▶ **Textauszug**:
-- -- --

Entscheidungsstichwort (Thema)
Vorsteuerabzug, Rechnung von einem als inaktiv erklärten Steuerpflichtigen, Verhältnismäßigkeit, Rechnungsaussteller als nicht registrierter Unternehmer
Leitsatz (amtlich)
Die Richtlinie 2006/112/EG des Rates vom 28. November 2006 über das gemeinsame Mehrwertsteuersystem ist dahin auszulegen, dass sie nationalen Rechtsvorschriften wie den im Ausgangsverfahren in Rede stehenden, nach denen einem Steuerpflichtigen das Recht auf Vorsteuerabzug mit der Begründung verwehrt wird, dass der Wirtschaftsteilnehmer ‐ der ihm gegenüber gegen eine Rechnung, auf der Kosten und Mehrwertsteuer ausgewiesen sind, eine Dienstleistung erbracht hat ‐ von der Steuerbehörde eines Mitgliedstaats für inaktiv erklärt wurde, wobei diese Erklärung der Inaktivität öffentlich und im Internet für jeden Steuerpflichtigen dieses Staates zugänglich ist, dann entgegensteht, wenn die Verweigerung des Vorsteuerabzugsrechts systematisch und endgültig erfolgt und auch nicht die Erbringung des Nachweises zulässt, dass keine Steuerhinterziehung bzw. kein Steuerausfall vorliegt.

-- -- --

▶ **Aufgaben**:
- A) Welche Richtlinie wird laut Textauszug ausgelegt?
- B) Schreiben Sie aus dem Textauszug wortgetreu den Abschnitt ab, der bei „Die Richtlinie 2006/112/EG“ beginnt und bei „kein Steuerausfall vorliegt.“ endet.
Maßgeblich ist allein der Textauszug.

-- -- --

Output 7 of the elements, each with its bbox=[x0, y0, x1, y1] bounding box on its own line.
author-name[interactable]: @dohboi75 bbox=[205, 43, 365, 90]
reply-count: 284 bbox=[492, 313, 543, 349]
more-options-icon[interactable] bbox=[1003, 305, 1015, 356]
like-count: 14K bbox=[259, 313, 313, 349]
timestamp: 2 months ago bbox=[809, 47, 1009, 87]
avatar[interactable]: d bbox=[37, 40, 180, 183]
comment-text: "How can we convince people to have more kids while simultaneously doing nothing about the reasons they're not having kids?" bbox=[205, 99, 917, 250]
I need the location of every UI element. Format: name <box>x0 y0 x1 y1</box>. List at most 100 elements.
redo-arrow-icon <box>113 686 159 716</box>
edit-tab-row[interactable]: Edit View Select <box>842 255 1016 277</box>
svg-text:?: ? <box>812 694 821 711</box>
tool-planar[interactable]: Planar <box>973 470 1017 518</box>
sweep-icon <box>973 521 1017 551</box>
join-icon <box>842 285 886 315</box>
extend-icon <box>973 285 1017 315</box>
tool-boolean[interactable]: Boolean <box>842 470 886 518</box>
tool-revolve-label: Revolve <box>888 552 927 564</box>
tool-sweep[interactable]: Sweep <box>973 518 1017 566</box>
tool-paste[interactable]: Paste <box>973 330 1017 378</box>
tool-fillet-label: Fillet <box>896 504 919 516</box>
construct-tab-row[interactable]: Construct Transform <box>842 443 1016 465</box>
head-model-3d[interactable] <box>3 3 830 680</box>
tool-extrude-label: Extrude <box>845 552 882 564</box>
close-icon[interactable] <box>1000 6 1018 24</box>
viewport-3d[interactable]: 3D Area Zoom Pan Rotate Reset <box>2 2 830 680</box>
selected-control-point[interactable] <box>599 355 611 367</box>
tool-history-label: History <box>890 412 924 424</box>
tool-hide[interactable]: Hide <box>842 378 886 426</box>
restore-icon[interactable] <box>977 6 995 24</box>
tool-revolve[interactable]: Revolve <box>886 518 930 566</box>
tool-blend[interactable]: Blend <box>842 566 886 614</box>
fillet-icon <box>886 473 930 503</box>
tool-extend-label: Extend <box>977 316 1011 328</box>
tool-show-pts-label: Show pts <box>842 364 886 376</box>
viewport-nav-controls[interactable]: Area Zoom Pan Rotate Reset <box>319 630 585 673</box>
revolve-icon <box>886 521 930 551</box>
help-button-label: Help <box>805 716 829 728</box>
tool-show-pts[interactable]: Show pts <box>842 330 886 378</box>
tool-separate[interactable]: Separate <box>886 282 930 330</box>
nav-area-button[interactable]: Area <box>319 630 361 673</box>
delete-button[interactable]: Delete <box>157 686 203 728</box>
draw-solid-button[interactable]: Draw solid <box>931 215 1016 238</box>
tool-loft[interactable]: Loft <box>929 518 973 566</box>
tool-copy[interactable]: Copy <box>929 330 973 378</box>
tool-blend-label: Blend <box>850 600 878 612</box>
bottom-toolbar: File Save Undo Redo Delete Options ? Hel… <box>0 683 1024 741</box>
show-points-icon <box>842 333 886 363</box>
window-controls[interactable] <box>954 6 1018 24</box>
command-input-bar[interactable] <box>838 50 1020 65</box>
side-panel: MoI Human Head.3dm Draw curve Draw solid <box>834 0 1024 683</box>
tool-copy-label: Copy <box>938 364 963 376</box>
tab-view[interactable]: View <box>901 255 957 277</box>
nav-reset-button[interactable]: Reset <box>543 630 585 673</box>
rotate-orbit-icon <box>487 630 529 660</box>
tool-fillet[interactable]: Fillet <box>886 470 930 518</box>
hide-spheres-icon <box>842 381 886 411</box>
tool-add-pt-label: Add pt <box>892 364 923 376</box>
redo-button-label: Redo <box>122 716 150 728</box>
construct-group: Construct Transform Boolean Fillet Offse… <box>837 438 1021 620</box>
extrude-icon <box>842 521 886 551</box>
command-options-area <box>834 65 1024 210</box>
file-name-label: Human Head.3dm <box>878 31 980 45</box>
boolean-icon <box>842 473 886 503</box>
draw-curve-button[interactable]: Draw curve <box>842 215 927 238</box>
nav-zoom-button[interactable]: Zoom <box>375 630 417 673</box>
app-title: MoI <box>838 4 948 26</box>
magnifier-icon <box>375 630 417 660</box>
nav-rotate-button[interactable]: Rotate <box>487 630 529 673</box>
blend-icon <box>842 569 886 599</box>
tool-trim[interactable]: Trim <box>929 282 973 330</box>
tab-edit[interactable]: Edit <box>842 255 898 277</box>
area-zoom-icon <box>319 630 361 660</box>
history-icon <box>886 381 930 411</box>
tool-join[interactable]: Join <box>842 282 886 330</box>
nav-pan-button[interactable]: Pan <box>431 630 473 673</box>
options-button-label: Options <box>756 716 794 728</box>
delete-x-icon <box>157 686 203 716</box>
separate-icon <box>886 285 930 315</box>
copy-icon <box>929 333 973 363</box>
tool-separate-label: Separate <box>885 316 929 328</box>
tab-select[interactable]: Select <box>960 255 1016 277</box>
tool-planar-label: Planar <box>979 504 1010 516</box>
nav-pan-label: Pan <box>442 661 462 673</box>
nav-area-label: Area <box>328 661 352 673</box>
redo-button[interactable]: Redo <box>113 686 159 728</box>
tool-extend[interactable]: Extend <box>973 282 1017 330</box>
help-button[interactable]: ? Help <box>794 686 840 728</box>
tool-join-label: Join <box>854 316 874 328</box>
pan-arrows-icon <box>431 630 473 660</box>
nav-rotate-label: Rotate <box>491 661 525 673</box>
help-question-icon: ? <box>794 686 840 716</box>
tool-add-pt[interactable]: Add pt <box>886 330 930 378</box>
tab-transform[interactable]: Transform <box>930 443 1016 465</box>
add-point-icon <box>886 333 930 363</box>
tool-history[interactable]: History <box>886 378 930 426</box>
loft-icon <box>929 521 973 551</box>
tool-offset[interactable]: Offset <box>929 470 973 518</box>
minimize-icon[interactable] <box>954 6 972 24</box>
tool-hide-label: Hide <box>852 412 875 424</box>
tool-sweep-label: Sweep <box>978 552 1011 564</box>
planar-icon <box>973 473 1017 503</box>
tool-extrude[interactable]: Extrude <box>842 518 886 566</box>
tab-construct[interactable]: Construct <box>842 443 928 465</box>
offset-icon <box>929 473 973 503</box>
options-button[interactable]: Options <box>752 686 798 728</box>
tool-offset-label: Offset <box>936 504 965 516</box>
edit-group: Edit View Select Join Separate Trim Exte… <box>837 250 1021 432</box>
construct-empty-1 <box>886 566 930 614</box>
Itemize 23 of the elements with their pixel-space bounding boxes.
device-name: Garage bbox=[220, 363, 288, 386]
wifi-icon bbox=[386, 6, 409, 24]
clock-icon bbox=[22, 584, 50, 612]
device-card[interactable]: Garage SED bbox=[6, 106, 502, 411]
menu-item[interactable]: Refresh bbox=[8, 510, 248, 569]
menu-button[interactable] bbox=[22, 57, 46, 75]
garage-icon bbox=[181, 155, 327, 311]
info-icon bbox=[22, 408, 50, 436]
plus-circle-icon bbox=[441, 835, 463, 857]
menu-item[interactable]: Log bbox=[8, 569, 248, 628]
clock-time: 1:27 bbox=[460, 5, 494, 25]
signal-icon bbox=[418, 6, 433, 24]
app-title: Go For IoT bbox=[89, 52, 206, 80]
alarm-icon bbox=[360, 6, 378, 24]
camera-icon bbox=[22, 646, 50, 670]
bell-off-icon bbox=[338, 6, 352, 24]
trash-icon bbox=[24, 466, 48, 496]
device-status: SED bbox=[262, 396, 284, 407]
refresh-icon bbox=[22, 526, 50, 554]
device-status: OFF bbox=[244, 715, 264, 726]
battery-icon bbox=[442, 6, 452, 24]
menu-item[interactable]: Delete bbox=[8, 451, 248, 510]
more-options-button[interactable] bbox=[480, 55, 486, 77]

-- -- --

▶ **Lösungen je Aufgabe**:
- A) Die Richtlinie 2006/112/EG des Rates vom 28. November 2006 über das gemeinsame Mehrwertsteuersystem.

- B)
Die Richtlinie 2006/112/EG des Rates vom 28. November 2006 über das gemeinsame Mehrwertsteuersystem ist dahin auszulegen, dass sie nationalen Rechtsvorschriften wie den im Ausgangsverfahren in Rede stehenden, nach denen einem Steuerpflichtigen das Recht auf Vorsteuerabzug mit der Begründung verwehrt wird, dass der Wirtschaftsteilnehmer ‐ der ihm gegenüber gegen eine Rechnung, auf der Kosten und Mehrwertsteuer ausgewiesen sind, eine Dienstleistung erbracht hat ‐ von der Steuerbehörde eines Mitgliedstaats für inaktiv erklärt wurde, wobei diese Erklärung der Inaktivität öffentlich und im Internet für jeden Steuerpflichtigen dieses Staates zugänglich ist, dann entgegensteht, wenn die Verweigerung des Vorsteuerabzugsrechts systematisch und endgültig erfolgt und auch nicht die Erbringung des Nachweises zulässt, dass keine Steuerhinterziehung bzw. kein Steuerausfall vorliegt.